** Stated goal **
Reproduce every one of the rows below word for word, keeping each line intact and in its original order.

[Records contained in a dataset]
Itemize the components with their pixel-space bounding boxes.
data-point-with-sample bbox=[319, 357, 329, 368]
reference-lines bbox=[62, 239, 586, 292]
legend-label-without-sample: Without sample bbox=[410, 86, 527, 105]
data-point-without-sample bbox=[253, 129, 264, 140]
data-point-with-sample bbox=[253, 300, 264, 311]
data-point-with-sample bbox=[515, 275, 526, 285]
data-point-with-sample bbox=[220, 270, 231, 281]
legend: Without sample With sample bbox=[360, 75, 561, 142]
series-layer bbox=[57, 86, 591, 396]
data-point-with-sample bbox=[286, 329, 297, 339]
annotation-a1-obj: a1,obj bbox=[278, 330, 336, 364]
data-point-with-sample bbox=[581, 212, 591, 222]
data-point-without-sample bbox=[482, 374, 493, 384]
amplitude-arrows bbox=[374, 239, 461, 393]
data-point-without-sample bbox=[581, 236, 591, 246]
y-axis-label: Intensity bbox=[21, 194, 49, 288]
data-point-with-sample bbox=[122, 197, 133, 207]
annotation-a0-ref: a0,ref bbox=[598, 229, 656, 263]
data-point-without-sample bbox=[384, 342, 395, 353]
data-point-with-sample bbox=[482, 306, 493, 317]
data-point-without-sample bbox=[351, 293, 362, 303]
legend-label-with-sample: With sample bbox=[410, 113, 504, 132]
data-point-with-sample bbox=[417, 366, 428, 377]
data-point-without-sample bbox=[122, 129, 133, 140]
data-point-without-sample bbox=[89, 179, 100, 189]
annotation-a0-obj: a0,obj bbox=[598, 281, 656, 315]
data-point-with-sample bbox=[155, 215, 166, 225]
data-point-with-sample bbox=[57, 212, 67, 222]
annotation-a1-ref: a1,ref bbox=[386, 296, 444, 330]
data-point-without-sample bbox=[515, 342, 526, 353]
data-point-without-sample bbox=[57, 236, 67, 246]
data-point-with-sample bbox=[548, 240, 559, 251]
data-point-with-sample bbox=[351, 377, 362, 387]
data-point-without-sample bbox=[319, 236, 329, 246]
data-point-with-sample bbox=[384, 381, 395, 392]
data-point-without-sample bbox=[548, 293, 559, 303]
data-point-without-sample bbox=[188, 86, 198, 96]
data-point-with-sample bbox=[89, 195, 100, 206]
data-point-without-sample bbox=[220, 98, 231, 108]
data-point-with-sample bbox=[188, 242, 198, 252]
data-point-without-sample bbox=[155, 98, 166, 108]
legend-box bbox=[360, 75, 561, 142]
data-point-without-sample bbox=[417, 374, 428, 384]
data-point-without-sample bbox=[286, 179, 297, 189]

** Response to the task **
Itemize the components with their pixel-space bounding boxes.
data-point-with-sample bbox=[319, 357, 329, 368]
reference-lines bbox=[62, 239, 586, 292]
legend-label-without-sample: Without sample bbox=[410, 86, 527, 105]
data-point-without-sample bbox=[253, 129, 264, 140]
data-point-with-sample bbox=[253, 300, 264, 311]
data-point-with-sample bbox=[515, 275, 526, 285]
data-point-with-sample bbox=[220, 270, 231, 281]
legend: Without sample With sample bbox=[360, 75, 561, 142]
series-layer bbox=[57, 86, 591, 396]
data-point-with-sample bbox=[286, 329, 297, 339]
annotation-a1-obj: a1,obj bbox=[278, 330, 336, 364]
data-point-with-sample bbox=[581, 212, 591, 222]
data-point-without-sample bbox=[482, 374, 493, 384]
amplitude-arrows bbox=[374, 239, 461, 393]
data-point-without-sample bbox=[581, 236, 591, 246]
y-axis-label: Intensity bbox=[21, 194, 49, 288]
data-point-with-sample bbox=[122, 197, 133, 207]
annotation-a0-ref: a0,ref bbox=[598, 229, 656, 263]
data-point-without-sample bbox=[384, 342, 395, 353]
data-point-with-sample bbox=[482, 306, 493, 317]
data-point-without-sample bbox=[351, 293, 362, 303]
legend-label-with-sample: With sample bbox=[410, 113, 504, 132]
data-point-with-sample bbox=[417, 366, 428, 377]
data-point-without-sample bbox=[122, 129, 133, 140]
data-point-without-sample bbox=[89, 179, 100, 189]
annotation-a0-obj: a0,obj bbox=[598, 281, 656, 315]
data-point-with-sample bbox=[155, 215, 166, 225]
data-point-with-sample bbox=[57, 212, 67, 222]
annotation-a1-ref: a1,ref bbox=[386, 296, 444, 330]
data-point-without-sample bbox=[515, 342, 526, 353]
data-point-without-sample bbox=[57, 236, 67, 246]
data-point-with-sample bbox=[548, 240, 559, 251]
data-point-with-sample bbox=[351, 377, 362, 387]
data-point-without-sample bbox=[319, 236, 329, 246]
data-point-with-sample bbox=[384, 381, 395, 392]
data-point-without-sample bbox=[548, 293, 559, 303]
data-point-without-sample bbox=[188, 86, 198, 96]
data-point-with-sample bbox=[89, 195, 100, 206]
data-point-without-sample bbox=[220, 98, 231, 108]
data-point-with-sample bbox=[188, 242, 198, 252]
data-point-without-sample bbox=[155, 98, 166, 108]
legend-box bbox=[360, 75, 561, 142]
data-point-without-sample bbox=[417, 374, 428, 384]
data-point-without-sample bbox=[286, 179, 297, 189]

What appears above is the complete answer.